REQUIREMENT >> Starting with the line that contains "Give me a plain-text", reproduce each line through the end of the listing below, with no other output.

* begin MATERIAL FOR THIS EXERCISE *

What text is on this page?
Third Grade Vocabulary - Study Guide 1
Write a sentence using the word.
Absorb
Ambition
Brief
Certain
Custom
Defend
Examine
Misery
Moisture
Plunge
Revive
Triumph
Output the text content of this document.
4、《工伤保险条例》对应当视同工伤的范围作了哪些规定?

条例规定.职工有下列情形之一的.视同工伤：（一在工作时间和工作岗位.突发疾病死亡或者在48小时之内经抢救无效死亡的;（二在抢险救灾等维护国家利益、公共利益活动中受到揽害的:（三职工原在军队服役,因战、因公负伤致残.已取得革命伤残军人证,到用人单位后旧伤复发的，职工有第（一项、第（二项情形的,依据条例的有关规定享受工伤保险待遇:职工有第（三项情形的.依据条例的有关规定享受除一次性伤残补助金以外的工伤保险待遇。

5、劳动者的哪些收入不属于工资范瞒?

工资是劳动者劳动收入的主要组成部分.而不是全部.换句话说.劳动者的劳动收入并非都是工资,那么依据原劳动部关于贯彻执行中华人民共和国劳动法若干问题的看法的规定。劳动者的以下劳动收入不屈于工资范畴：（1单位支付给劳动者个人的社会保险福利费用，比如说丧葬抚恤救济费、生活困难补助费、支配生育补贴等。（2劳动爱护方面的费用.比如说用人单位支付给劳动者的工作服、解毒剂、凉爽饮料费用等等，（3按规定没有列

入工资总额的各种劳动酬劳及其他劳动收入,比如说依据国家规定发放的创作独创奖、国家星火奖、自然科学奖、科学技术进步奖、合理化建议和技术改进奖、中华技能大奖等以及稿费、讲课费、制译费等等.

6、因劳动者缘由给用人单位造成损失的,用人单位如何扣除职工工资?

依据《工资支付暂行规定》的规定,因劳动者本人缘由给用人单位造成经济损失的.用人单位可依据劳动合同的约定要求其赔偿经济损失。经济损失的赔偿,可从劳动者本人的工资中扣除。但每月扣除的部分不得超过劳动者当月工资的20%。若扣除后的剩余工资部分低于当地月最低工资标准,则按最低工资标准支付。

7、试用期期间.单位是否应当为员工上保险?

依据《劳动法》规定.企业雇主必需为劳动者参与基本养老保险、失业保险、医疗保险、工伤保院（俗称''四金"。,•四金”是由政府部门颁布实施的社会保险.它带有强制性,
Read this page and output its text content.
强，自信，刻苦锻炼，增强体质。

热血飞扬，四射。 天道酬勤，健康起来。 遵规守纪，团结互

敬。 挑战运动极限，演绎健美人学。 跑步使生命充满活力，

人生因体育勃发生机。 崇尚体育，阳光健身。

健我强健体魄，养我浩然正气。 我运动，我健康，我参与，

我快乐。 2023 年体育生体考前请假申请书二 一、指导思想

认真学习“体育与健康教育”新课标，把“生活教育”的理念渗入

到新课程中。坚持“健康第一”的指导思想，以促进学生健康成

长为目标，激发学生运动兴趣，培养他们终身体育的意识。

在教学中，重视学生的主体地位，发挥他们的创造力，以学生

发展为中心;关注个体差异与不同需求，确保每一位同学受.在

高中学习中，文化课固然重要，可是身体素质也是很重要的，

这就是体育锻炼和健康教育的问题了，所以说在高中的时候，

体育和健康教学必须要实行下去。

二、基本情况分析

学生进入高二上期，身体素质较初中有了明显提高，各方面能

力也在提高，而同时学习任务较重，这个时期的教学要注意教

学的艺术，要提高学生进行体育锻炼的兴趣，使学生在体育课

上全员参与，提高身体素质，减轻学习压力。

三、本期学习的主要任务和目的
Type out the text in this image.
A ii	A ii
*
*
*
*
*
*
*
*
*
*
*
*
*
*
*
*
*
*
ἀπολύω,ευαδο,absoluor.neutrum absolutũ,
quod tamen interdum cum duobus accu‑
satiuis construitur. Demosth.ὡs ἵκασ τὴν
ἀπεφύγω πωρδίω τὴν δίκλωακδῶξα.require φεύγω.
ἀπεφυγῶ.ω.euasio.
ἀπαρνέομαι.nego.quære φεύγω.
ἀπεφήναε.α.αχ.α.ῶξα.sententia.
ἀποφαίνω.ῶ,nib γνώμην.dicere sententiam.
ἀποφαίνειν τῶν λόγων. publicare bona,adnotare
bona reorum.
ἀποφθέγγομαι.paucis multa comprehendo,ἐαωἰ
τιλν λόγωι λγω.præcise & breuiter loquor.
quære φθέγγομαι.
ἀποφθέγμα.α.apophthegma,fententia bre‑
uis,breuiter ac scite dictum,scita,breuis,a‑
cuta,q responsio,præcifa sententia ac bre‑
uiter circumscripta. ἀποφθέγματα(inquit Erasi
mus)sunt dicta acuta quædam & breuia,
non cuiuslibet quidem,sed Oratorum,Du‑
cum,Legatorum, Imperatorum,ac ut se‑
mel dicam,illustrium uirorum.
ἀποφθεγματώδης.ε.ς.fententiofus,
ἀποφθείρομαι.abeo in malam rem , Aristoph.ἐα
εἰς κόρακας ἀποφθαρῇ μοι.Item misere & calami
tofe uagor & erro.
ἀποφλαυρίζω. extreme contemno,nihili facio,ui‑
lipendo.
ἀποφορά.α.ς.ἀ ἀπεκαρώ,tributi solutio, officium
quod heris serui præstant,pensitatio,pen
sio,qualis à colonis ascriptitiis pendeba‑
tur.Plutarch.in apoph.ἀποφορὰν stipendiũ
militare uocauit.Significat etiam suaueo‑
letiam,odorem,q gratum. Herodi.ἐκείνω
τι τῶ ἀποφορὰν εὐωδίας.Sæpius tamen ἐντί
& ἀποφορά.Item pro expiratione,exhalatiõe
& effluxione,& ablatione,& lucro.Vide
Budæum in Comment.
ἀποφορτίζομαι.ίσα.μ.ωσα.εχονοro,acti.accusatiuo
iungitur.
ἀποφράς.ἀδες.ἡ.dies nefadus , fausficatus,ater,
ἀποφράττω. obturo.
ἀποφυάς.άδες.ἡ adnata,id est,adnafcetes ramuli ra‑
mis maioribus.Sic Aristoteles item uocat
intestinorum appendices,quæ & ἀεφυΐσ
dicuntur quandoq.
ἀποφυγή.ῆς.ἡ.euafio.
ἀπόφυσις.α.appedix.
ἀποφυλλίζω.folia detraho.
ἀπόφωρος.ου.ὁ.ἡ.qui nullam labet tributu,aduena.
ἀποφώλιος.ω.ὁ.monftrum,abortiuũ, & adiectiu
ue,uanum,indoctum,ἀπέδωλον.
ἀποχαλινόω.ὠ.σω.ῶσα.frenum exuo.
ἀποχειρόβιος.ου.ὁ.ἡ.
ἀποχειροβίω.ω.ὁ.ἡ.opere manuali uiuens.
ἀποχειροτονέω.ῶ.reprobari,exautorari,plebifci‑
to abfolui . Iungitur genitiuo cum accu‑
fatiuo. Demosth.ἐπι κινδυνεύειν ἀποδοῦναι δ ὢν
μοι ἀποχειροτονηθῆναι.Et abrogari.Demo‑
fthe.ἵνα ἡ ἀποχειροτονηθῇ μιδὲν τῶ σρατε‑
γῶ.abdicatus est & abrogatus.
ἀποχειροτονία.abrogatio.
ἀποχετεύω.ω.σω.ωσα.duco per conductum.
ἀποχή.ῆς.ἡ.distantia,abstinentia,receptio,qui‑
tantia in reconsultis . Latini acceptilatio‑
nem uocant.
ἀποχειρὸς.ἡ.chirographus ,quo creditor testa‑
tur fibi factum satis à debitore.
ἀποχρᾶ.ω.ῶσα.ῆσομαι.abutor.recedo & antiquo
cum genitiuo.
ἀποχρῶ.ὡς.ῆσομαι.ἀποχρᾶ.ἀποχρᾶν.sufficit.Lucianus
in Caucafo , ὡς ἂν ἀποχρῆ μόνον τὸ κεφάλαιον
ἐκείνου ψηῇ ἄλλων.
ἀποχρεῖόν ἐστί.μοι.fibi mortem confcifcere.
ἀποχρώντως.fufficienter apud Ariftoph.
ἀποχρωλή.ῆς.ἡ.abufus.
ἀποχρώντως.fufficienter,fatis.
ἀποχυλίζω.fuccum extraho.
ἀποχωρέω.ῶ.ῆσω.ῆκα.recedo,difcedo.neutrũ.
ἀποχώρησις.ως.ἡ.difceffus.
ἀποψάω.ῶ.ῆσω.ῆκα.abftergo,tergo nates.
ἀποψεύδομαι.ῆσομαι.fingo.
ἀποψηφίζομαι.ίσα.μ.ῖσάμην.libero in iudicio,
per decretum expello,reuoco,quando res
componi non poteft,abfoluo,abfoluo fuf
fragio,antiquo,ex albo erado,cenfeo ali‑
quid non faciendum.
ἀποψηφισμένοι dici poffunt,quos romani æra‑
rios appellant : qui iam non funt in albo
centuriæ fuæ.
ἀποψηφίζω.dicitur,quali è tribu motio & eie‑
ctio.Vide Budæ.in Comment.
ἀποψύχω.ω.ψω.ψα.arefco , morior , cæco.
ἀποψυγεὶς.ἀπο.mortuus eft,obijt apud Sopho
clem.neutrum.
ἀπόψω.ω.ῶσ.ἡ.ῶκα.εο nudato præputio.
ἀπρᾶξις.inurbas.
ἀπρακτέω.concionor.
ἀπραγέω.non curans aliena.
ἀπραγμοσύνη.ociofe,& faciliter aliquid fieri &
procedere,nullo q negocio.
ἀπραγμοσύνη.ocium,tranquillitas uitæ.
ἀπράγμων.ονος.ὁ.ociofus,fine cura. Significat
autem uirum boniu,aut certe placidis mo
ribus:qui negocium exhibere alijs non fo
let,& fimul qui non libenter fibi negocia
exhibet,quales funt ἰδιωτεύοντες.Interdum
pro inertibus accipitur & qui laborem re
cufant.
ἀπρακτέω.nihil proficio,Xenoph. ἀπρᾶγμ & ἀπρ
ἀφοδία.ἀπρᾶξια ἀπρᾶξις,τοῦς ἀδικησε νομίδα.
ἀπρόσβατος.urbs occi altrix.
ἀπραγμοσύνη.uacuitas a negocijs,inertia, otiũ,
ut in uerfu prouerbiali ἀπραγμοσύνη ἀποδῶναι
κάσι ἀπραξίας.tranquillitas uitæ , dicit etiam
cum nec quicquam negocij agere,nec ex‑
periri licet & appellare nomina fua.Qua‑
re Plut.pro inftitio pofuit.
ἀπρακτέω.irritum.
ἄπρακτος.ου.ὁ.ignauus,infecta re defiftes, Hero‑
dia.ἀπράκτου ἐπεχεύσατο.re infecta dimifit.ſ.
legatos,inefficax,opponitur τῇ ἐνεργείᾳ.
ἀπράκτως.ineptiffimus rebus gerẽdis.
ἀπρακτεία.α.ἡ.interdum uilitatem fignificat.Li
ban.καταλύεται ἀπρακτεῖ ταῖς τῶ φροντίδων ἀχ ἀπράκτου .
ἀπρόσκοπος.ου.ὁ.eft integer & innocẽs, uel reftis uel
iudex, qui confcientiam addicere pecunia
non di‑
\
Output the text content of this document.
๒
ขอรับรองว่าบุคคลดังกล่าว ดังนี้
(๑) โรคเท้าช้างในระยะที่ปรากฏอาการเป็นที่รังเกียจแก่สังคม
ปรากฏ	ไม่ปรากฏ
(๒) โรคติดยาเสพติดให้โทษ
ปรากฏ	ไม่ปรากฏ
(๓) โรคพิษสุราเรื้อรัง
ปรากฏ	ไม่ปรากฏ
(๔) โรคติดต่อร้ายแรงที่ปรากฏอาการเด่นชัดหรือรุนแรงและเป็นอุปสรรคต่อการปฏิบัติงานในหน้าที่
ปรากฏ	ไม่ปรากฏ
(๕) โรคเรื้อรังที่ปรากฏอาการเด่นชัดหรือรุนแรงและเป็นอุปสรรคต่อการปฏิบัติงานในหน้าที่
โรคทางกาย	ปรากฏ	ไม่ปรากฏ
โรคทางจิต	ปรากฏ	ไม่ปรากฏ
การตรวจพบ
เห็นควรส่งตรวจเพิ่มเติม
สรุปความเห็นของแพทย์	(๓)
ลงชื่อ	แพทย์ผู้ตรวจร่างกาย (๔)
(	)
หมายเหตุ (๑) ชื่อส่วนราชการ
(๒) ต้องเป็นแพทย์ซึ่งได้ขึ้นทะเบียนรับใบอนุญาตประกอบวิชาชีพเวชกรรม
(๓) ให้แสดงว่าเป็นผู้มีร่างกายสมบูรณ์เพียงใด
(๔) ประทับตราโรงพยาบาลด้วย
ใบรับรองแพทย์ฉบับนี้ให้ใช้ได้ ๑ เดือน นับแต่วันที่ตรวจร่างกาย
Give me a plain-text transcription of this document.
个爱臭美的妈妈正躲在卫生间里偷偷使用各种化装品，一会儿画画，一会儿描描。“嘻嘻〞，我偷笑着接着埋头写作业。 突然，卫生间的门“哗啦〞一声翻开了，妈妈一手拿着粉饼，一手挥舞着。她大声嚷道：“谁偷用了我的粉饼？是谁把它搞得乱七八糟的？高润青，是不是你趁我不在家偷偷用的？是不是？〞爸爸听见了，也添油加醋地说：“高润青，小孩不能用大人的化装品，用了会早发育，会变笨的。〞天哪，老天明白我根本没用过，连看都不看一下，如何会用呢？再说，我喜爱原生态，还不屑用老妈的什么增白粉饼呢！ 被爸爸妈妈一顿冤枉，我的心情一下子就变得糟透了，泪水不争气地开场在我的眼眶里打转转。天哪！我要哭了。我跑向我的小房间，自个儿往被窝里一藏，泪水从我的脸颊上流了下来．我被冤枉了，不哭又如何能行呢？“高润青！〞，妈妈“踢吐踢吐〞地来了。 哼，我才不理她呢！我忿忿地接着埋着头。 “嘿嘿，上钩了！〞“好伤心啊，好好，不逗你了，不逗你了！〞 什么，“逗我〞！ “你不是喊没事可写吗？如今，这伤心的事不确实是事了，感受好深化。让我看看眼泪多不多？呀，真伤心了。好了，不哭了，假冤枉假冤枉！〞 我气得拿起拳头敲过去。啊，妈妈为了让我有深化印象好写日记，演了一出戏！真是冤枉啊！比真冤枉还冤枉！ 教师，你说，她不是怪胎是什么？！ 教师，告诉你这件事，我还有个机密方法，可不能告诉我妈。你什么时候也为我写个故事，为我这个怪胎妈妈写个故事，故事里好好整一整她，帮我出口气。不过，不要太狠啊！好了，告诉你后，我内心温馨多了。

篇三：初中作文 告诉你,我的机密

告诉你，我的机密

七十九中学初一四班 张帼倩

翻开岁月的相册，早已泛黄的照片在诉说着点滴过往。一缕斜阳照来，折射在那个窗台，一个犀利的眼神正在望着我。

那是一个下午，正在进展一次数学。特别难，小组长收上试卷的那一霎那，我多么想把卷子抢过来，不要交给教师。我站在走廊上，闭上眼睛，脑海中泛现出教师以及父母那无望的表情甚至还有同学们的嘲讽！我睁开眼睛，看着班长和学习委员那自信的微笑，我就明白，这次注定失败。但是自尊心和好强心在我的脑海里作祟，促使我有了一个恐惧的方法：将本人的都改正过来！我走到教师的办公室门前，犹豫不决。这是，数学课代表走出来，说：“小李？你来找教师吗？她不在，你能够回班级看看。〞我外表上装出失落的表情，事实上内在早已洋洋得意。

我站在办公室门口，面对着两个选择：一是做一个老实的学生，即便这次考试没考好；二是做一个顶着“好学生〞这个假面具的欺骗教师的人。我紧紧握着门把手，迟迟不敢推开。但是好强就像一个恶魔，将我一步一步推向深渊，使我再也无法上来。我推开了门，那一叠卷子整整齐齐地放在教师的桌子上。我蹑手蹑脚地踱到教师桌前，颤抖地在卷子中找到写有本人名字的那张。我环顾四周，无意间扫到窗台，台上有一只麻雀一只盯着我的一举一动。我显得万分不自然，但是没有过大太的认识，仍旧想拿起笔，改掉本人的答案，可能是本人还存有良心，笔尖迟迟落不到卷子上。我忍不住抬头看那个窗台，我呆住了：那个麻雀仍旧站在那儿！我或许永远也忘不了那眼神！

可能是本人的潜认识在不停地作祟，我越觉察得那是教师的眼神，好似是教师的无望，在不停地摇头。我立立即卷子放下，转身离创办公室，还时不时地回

* end MATERIAL FOR THIS EXERCISE *

SOLUTION BELOW >>
Give me a plain-text transcription of this document.
个爱臭美的妈妈正躲在卫生间里偷偷使用各种化装品，一会儿画画，一会儿描描。“嘻嘻〞，我偷笑着接着埋头写作业。 突然，卫生间的门“哗啦〞一声翻开了，妈妈一手拿着粉饼，一手挥舞着。她大声嚷道：“谁偷用了我的粉饼？是谁把它搞得乱七八糟的？高润青，是不是你趁我不在家偷偷用的？是不是？〞爸爸听见了，也添油加醋地说：“高润青，小孩不能用大人的化装品，用了会早发育，会变笨的。〞天哪，老天明白我根本没用过，连看都不看一下，如何会用呢？再说，我喜爱原生态，还不屑用老妈的什么增白粉饼呢！ 被爸爸妈妈一顿冤枉，我的心情一下子就变得糟透了，泪水不争气地开场在我的眼眶里打转转。天哪！我要哭了。我跑向我的小房间，自个儿往被窝里一藏，泪水从我的脸颊上流了下来．我被冤枉了，不哭又如何能行呢？“高润青！〞，妈妈“踢吐踢吐〞地来了。 哼，我才不理她呢！我忿忿地接着埋着头。 “嘿嘿，上钩了！〞“好伤心啊，好好，不逗你了，不逗你了！〞 什么，“逗我〞！ “你不是喊没事可写吗？如今，这伤心的事不确实是事了，感受好深化。让我看看眼泪多不多？呀，真伤心了。好了，不哭了，假冤枉假冤枉！〞 我气得拿起拳头敲过去。啊，妈妈为了让我有深化印象好写日记，演了一出戏！真是冤枉啊！比真冤枉还冤枉！ 教师，你说，她不是怪胎是什么？！ 教师，告诉你这件事，我还有个机密方法，可不能告诉我妈。你什么时候也为我写个故事，为我这个怪胎妈妈写个故事，故事里好好整一整她，帮我出口气。不过，不要太狠啊！好了，告诉你后，我内心温馨多了。

篇三：初中作文 告诉你,我的机密

告诉你，我的机密

七十九中学初一四班 张帼倩

翻开岁月的相册，早已泛黄的照片在诉说着点滴过往。一缕斜阳照来，折射在那个窗台，一个犀利的眼神正在望着我。

那是一个下午，正在进展一次数学。特别难，小组长收上试卷的那一霎那，我多么想把卷子抢过来，不要交给教师。我站在走廊上，闭上眼睛，脑海中泛现出教师以及父母那无望的表情甚至还有同学们的嘲讽！我睁开眼睛，看着班长和学习委员那自信的微笑，我就明白，这次注定失败。但是自尊心和好强心在我的脑海里作祟，促使我有了一个恐惧的方法：将本人的都改正过来！我走到教师的办公室门前，犹豫不决。这是，数学课代表走出来，说：“小李？你来找教师吗？她不在，你能够回班级看看。〞我外表上装出失落的表情，事实上内在早已洋洋得意。

我站在办公室门口，面对着两个选择：一是做一个老实的学生，即便这次考试没考好；二是做一个顶着“好学生〞这个假面具的欺骗教师的人。我紧紧握着门把手，迟迟不敢推开。但是好强就像一个恶魔，将我一步一步推向深渊，使我再也无法上来。我推开了门，那一叠卷子整整齐齐地放在教师的桌子上。我蹑手蹑脚地踱到教师桌前，颤抖地在卷子中找到写有本人名字的那张。我环顾四周，无意间扫到窗台，台上有一只麻雀一只盯着我的一举一动。我显得万分不自然，但是没有过大太的认识，仍旧想拿起笔，改掉本人的答案，可能是本人还存有良心，笔尖迟迟落不到卷子上。我忍不住抬头看那个窗台，我呆住了：那个麻雀仍旧站在那儿！我或许永远也忘不了那眼神！

可能是本人的潜认识在不停地作祟，我越觉察得那是教师的眼神，好似是教师的无望，在不停地摇头。我立立即卷子放下，转身离创办公室，还时不时地回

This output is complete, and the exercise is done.